### Tarea del ejercicio 1
Responde con base en el fragmento sobre la creación artística:
(a) ¿Quiénes fueron los primeros que volaron realmente y con qué lo hicieron?
(b) ¿Qué queda sacrificada en beneficio de la concepción formal?
(c) Según la cita de Kandinsky, ¿qué debe tomar el artista como punto de partida?
### Tarea del ejercicio 2
Prosigue el fragmento sobre la creación artística a partir de su última oración.

### Fragmento
/---

La ilusión de volar, no sólo como metáfora
sino también el cómo poder hacerlo, era una vieja
aspiración. La figura mitológica de Ícaro
su simbolización. Siempre se intentó volar con alas,
a la manera de las aves, “imitando a la naturaleza”.
Pues bien, los primeros que volaron realmente fueron los hermanos
Wright y lo hicieron con hélices y motor, algo de lo que
no tenemos modelos naturales, algo que nunca ha producido la naturaleza
ni se deriva de ella (los órganos rotativos no se dan en
la naturaleza). Ícaro se cayó. Pensar lo imposible,
sentirse creador, es el nuevo pathos.
Genio y artista representan creación, origen, no imitación.
“La vida individual es perspectiva, está envuelta
en una atmósfera de ilusión y de no saber”.
De todos modos, esa limitación es indispensable para los
procesos de vida creadores. “Lo saben muy bien los artistas,
en los que las manías y las obsesiones son fuerzas impulsoras.
Pero saben también que sólo el cálculo frío,
la voluntad reflexiva de la forma y el entendimiento constructivo
endurecen la materia caliente del entusiasmo para conseguir una
figura lograda. Esto vale para el arte y también para la
cultura en general. El proceso concreto de la vida, con su apasionado
espíritu de contradicción, tiene que refrigerarse
en el medio de la técnica.” El proceso creador arranca
de esa conciencia de no saber y de la confianza en la capacidad
de saber. En la naturaleza todo está determinado, su regularidad
es la manifestación de esa determinación, y por
eso podemos conocerla, preverla, dominarla y modificarla. Lo propio
de la especie humana es el salto cualitativo que supone la libertad
entendida como no-determinación. Las vanguardias artísticas
y la ciencia moderna son claros exponentes de esa libertad. Un
arte nuevo para un hombre nuevo, como diría Nietzsche.
El arte de las vanguardias fue arte de creación, de concepción,
de interpretación, es decir, paso de la reproducción
visual (imitación de lo exterior) a la reconstrucción
de lo interior (ve la inteligencia, no los ojos). El artista mantiene
una postura crítica con voluntad de renovación,
ruptura con el pasado y constancia de la necesidad de un nuevo
lenguaje artístico. Crear significa, ahora, realizar obras
a partir de una idea, de una concepción de lo que se quiere
representar, de la invención, no de una reproducción
o imitación de la realidad de la naturaleza. Las vanguardias
distinguen con claridad entre lo que es arte y lo que es naturaleza,
la realidad interior y la realidad exterior, por lo que el verdadero
arte tendrá que utilizar el lenguaje que le es propio y
no el de la naturaleza. El juego de colores, formas y volúmenes
es libre y no tiene por qué estar condicionado por la reproducción
de la realidad. La realidad óptica queda sacrificada en
beneficio de la concepción formal. La creación de
otra realidad es el objetivo. En palabras de Kandinsky, “El
artista debe tomar como punto de partida la imposibilidad y la
inutilidad de copiar el objeto sin otro propósito que la
copia misma. Si quiere alcanzar el verdadero arte, partirá
de la experiencia “literaria” del objeto y de este
modo llegará a la composición”

\---

### Entradas de anotación espacial
/---

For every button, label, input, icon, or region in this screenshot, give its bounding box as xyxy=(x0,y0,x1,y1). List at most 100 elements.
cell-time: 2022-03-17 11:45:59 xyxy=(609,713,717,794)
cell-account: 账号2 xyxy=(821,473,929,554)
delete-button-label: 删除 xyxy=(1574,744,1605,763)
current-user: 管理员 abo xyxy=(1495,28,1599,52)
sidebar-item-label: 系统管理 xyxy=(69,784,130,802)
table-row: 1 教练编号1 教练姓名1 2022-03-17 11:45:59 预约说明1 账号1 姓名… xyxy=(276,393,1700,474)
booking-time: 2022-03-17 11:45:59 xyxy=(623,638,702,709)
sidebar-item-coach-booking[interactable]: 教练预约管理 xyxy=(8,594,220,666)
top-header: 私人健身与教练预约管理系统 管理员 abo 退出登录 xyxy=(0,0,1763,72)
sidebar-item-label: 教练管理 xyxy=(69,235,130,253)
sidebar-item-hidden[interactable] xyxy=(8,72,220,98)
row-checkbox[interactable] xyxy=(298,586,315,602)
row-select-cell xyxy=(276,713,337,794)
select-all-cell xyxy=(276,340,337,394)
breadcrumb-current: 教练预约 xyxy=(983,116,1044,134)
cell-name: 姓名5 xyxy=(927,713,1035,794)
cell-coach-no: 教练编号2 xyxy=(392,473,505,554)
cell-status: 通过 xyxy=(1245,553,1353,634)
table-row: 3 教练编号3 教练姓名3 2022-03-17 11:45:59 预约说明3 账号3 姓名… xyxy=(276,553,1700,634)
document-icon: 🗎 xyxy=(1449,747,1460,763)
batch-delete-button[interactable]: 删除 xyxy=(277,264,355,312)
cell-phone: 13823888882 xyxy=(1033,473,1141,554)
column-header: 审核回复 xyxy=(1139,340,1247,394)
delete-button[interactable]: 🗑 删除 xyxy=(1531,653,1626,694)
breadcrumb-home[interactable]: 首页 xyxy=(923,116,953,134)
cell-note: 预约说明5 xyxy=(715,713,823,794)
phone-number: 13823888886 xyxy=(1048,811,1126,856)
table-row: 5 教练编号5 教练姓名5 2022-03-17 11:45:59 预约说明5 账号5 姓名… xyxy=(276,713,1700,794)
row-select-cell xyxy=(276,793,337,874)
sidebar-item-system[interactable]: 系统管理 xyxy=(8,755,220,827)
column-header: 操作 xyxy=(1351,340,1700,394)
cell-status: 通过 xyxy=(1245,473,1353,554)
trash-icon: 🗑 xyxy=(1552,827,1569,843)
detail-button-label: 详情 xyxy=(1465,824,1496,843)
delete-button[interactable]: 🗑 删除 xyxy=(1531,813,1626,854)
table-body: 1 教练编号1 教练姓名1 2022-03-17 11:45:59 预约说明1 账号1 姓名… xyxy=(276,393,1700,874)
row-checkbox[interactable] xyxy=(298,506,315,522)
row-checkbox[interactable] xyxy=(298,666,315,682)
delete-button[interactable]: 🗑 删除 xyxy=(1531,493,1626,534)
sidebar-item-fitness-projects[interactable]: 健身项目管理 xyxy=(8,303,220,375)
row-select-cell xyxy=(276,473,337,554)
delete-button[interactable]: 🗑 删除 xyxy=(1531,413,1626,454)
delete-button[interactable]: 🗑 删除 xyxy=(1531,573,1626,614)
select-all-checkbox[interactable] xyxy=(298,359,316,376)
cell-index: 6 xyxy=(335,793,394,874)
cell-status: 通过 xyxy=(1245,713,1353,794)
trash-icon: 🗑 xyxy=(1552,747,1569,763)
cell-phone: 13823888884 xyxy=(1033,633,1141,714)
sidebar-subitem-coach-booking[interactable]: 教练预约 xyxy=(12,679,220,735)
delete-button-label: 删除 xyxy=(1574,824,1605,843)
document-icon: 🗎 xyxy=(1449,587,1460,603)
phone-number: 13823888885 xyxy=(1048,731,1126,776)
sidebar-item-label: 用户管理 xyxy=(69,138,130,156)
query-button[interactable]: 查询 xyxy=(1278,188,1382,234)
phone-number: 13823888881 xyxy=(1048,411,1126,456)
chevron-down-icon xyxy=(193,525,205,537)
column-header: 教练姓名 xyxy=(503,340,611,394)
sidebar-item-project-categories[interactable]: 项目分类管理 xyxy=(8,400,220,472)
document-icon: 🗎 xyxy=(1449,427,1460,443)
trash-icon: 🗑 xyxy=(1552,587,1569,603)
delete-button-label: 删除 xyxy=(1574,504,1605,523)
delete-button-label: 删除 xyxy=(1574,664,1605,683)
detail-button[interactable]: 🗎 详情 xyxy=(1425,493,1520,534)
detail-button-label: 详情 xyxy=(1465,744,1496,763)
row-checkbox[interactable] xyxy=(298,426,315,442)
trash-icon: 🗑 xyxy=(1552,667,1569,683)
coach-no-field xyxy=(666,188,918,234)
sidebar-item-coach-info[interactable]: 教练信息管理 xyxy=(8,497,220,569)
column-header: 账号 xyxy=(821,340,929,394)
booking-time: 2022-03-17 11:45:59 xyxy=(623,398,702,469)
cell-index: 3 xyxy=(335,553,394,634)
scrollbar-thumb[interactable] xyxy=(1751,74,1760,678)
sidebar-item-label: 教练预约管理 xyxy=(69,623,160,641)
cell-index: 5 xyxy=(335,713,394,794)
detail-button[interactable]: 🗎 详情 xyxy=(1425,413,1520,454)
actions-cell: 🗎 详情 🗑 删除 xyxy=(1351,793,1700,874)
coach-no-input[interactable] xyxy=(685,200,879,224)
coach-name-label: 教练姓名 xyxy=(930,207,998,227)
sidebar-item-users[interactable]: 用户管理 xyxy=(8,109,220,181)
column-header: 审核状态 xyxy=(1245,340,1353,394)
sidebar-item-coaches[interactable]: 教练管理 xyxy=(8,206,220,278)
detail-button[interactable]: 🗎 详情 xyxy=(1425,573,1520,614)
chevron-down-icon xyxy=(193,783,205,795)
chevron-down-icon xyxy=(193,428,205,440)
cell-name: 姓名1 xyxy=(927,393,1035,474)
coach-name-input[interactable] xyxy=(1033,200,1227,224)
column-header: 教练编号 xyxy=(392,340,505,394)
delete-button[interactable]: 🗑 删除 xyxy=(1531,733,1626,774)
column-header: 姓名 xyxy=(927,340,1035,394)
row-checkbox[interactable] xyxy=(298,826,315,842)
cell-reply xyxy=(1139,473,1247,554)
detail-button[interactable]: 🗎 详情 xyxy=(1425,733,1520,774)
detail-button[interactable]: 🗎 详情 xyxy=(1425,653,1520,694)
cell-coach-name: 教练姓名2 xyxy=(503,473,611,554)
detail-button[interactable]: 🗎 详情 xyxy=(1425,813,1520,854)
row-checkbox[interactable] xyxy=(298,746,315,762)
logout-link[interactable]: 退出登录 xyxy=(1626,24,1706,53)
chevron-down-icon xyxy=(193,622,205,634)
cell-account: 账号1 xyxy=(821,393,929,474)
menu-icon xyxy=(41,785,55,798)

\---
/---

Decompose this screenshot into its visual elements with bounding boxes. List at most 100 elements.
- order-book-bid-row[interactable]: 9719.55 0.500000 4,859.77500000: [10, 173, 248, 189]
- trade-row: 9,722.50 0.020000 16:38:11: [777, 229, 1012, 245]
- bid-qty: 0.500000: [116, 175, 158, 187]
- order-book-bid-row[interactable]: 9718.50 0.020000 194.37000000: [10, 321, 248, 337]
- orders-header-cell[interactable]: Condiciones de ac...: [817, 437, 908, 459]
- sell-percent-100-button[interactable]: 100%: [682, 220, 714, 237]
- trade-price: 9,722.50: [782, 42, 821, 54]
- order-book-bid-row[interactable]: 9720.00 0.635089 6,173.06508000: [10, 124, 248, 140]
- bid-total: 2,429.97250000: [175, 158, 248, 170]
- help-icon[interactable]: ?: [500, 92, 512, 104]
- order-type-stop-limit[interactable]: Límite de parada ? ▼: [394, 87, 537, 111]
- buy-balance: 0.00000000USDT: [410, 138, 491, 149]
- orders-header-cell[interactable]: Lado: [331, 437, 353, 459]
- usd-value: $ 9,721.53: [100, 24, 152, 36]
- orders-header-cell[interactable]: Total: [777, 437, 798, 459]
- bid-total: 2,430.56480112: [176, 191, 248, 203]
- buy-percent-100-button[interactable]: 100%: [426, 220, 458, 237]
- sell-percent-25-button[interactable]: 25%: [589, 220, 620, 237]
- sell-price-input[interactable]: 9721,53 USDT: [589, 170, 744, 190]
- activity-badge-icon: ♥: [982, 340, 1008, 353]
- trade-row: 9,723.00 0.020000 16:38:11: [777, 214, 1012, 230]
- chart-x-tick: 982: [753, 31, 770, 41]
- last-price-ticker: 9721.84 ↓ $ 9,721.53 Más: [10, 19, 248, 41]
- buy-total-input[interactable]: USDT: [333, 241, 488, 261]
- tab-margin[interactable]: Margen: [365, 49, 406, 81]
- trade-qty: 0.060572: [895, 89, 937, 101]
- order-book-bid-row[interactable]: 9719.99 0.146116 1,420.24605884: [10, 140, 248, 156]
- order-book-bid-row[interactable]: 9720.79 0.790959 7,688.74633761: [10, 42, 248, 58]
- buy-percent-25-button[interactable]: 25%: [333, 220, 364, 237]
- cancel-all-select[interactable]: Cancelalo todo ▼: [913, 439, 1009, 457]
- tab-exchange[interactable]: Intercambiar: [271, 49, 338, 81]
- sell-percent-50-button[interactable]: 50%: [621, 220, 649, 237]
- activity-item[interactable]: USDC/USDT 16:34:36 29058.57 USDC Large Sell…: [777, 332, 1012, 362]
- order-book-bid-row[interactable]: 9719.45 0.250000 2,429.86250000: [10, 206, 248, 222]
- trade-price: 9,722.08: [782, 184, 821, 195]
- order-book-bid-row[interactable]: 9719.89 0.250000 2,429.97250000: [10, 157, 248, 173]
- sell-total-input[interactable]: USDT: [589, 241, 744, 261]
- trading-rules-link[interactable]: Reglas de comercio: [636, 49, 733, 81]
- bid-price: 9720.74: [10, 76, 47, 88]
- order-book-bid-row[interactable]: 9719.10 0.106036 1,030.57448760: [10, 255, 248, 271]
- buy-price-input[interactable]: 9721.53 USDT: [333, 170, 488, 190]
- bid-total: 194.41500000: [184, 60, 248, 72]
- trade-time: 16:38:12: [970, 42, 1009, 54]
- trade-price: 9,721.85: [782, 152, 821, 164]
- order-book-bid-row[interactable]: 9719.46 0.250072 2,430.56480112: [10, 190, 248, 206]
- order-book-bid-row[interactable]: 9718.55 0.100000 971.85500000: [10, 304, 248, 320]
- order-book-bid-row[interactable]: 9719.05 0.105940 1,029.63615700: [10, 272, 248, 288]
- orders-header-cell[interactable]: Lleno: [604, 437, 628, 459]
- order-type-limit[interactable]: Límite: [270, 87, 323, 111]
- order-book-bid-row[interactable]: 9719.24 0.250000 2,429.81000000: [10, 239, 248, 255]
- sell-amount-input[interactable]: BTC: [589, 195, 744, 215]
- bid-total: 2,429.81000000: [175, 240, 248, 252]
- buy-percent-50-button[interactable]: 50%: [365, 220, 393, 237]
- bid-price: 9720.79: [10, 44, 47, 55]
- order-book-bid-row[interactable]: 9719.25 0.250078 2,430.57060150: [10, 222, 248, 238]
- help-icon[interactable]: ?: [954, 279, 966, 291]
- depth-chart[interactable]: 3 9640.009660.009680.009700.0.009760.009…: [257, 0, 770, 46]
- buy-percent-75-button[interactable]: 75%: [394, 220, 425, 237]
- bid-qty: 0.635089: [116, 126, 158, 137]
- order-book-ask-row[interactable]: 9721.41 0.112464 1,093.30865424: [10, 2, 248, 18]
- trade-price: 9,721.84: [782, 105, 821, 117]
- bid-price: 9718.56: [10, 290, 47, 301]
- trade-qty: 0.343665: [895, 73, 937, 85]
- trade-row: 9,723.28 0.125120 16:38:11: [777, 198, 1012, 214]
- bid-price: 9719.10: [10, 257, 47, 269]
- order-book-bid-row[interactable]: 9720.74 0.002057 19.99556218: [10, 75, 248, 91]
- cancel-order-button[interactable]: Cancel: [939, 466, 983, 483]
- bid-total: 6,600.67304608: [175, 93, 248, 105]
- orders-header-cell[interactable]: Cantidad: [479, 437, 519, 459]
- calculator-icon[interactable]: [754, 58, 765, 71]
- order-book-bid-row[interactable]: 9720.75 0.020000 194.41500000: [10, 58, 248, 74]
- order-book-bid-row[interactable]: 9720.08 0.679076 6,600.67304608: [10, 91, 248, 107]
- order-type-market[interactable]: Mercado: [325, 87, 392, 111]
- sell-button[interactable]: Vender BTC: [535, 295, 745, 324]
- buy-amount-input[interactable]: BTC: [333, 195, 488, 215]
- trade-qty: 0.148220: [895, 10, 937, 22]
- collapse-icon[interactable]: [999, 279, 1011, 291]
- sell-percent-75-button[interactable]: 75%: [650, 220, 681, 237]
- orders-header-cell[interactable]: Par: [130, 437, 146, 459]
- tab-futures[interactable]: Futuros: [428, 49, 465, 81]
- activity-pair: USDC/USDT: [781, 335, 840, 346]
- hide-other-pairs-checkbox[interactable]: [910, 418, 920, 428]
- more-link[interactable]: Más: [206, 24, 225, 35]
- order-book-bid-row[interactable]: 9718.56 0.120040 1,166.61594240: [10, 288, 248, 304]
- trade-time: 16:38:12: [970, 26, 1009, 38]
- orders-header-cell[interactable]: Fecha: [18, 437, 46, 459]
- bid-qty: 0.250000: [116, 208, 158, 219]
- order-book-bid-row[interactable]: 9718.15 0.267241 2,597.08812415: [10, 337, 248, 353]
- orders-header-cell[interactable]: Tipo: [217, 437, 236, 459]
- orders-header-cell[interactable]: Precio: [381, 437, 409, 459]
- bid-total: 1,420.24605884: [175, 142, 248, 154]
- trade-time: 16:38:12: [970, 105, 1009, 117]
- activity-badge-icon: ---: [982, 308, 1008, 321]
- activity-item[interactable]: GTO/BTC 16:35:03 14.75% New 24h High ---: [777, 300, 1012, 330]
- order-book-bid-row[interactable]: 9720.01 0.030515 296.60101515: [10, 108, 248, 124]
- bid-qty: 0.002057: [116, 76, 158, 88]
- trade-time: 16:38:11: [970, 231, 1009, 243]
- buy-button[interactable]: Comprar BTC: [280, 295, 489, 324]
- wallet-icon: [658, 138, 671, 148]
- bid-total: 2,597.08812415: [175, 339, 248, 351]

\---

### Resultado de la tarea 1
(a) Los hermanos Wright, con hélices y motor.
(b) La realidad óptica.
(c) La imposibilidad y la inutilidad de copiar el objeto sin otro propósito que la copia misma.

### Resultado de la tarea 2
La obra de arte debe tener una realidad independiente de la realidad
externa: concepción / creación frente a visión
/ imitación. No se desprecia la naturaleza, se ve como
recurso, como repertorio de formas y fuente de inspiración.
El artista reinterpreta el hecho natural en su interior. El cuadro
ya no nos remite a un original con respecto al cual se juzga,
él es el objeto que atrapa nuestra atención. La
mirada queda atrapada en su superficie y nos obliga a pensar,
a descifrar, o a escuchar lo que nos dice. La reflexión
y el concepto pasarán a un primer plano; se da un verdadero
quebrantamiento de la función denotativa del cuadro, de
la forma cerrada. La pintura, ahora, obliga a mirarse por dentro,
a descubrir nuevos mundos.
La ciencia también participa de esa libertad creadora.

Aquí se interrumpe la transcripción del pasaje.